=== Exercise materials ===
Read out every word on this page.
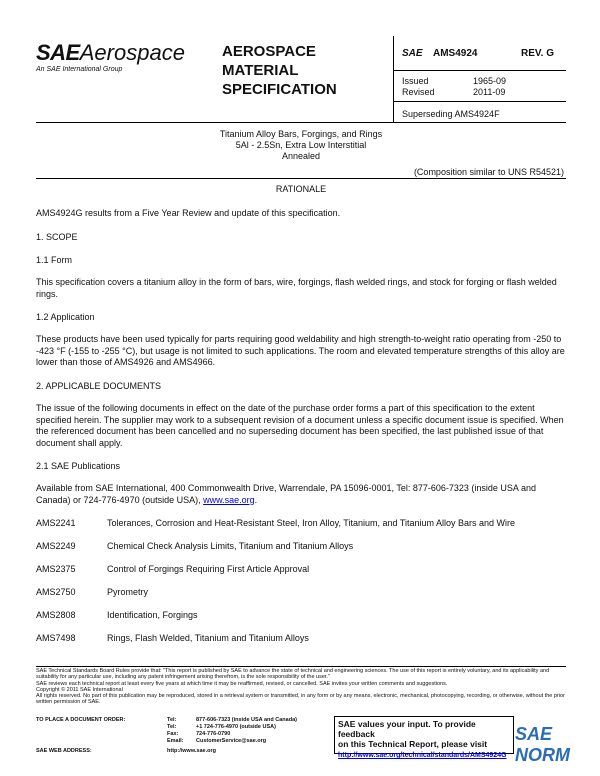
SAEAerospace
An SAE International Group
AEROSPACE
MATERIAL
SPECIFICATION
SAE AMS4924	REV. G
Issued	1965-09
Revised	2011-09
Superseding AMS4924F
Titanium Alloy Bars, Forgings, and Rings
5Al - 2.5Sn, Extra Low Interstitial
Annealed
(Composition similar to UNS R54521)
RATIONALE
AMS4924G results from a Five Year Review and update of this specification.
1. SCOPE
1.1 Form
This specification covers a titanium alloy in the form of bars, wire, forgings, flash welded rings, and stock for forging or flash welded rings.
1.2 Application
These products have been used typically for parts requiring good weldability and high strength-to-weight ratio operating from -250 to -423 °F (-155 to -255 °C), but usage is not limited to such applications. The room and elevated temperature strengths of this alloy are lower than those of AMS4926 and AMS4966.
2. APPLICABLE DOCUMENTS
The issue of the following documents in effect on the date of the purchase order forms a part of this specification to the extent specified herein. The supplier may work to a subsequent revision of a document unless a specific document issue is specified. When the referenced document has been cancelled and no superseding document has been specified, the last published issue of that document shall apply.
2.1 SAE Publications
Available from SAE International, 400 Commonwealth Drive, Warrendale, PA 15096-0001, Tel: 877-606-7323 (inside USA and Canada) or 724-776-4970 (outside USA), www.sae.org.
AMS2241	Tolerances, Corrosion and Heat-Resistant Steel, Iron Alloy, Titanium, and Titanium Alloy Bars and Wire
AMS2249	Chemical Check Analysis Limits, Titanium and Titanium Alloys
AMS2375	Control of Forgings Requiring First Article Approval
AMS2750	Pyrometry
AMS2808	Identification, Forgings
AMS7498	Rings, Flash Welded, Titanium and Titanium Alloys
SAE Technical Standards Board Rules provide that: "This report is published by SAE to advance the state of technical and engineering sciences. The use of this report is entirely voluntary, and its applicability and suitability for any particular use, including any patent infringement arising therefrom, is the sole responsibility of the user."
SAE reviews each technical report at least every five years at which time it may be reaffirmed, revised, or cancelled. SAE invites your written comments and suggestions.
Copyright © 2011 SAE International
All rights reserved. No part of this publication may be reproduced, stored in a retrieval system or transmitted, in any form or by any means, electronic, mechanical, photocopying, recording, or otherwise, without the prior written permission of SAE.
TO PLACE A DOCUMENT ORDER:	Tel:	877-606-7323 (inside USA and Canada)
Tel:	+1 724-776-4970 (outside USA)
Fax:	724-776-0790
Email: CustomerService@sae.org
SAE WEB ADDRESS:	http://www.sae.org
SAE values your input. To provide feedback
on this Technical Report, please visit
http://www.sae.org/technical/standards/AMS4924G
SAE NORM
===
What you will do —
The data above should be repeated exactly, minus any pictures.

Final result —
Read out every word on this page.
SAEAerospace
An SAE International Group
AEROSPACE
MATERIAL
SPECIFICATION
SAE AMS4924	REV. G
Issued	1965-09
Revised	2011-09
Superseding AMS4924F
Titanium Alloy Bars, Forgings, and Rings
5Al - 2.5Sn, Extra Low Interstitial
Annealed
(Composition similar to UNS R54521)
RATIONALE
AMS4924G results from a Five Year Review and update of this specification.
1. SCOPE
1.1 Form
This specification covers a titanium alloy in the form of bars, wire, forgings, flash welded rings, and stock for forging or flash welded rings.
1.2 Application
These products have been used typically for parts requiring good weldability and high strength-to-weight ratio operating from -250 to -423 °F (-155 to -255 °C), but usage is not limited to such applications. The room and elevated temperature strengths of this alloy are lower than those of AMS4926 and AMS4966.
2. APPLICABLE DOCUMENTS
The issue of the following documents in effect on the date of the purchase order forms a part of this specification to the extent specified herein. The supplier may work to a subsequent revision of a document unless a specific document issue is specified. When the referenced document has been cancelled and no superseding document has been specified, the last published issue of that document shall apply.
2.1 SAE Publications
Available from SAE International, 400 Commonwealth Drive, Warrendale, PA 15096-0001, Tel: 877-606-7323 (inside USA and Canada) or 724-776-4970 (outside USA), www.sae.org.
AMS2241	Tolerances, Corrosion and Heat-Resistant Steel, Iron Alloy, Titanium, and Titanium Alloy Bars and Wire
AMS2249	Chemical Check Analysis Limits, Titanium and Titanium Alloys
AMS2375	Control of Forgings Requiring First Article Approval
AMS2750	Pyrometry
AMS2808	Identification, Forgings
AMS7498	Rings, Flash Welded, Titanium and Titanium Alloys
SAE Technical Standards Board Rules provide that: "This report is published by SAE to advance the state of technical and engineering sciences. The use of this report is entirely voluntary, and its applicability and suitability for any particular use, including any patent infringement arising therefrom, is the sole responsibility of the user."
SAE reviews each technical report at least every five years at which time it may be reaffirmed, revised, or cancelled. SAE invites your written comments and suggestions.
Copyright © 2011 SAE International
All rights reserved. No part of this publication may be reproduced, stored in a retrieval system or transmitted, in any form or by any means, electronic, mechanical, photocopying, recording, or otherwise, without the prior written permission of SAE.
TO PLACE A DOCUMENT ORDER:	Tel:	877-606-7323 (inside USA and Canada)
Tel:	+1 724-776-4970 (outside USA)
Fax:	724-776-0790
Email: CustomerService@sae.org
SAE WEB ADDRESS:	http://www.sae.org
SAE values your input. To provide feedback
on this Technical Report, please visit
http://www.sae.org/technical/standards/AMS4924G
SAE NORM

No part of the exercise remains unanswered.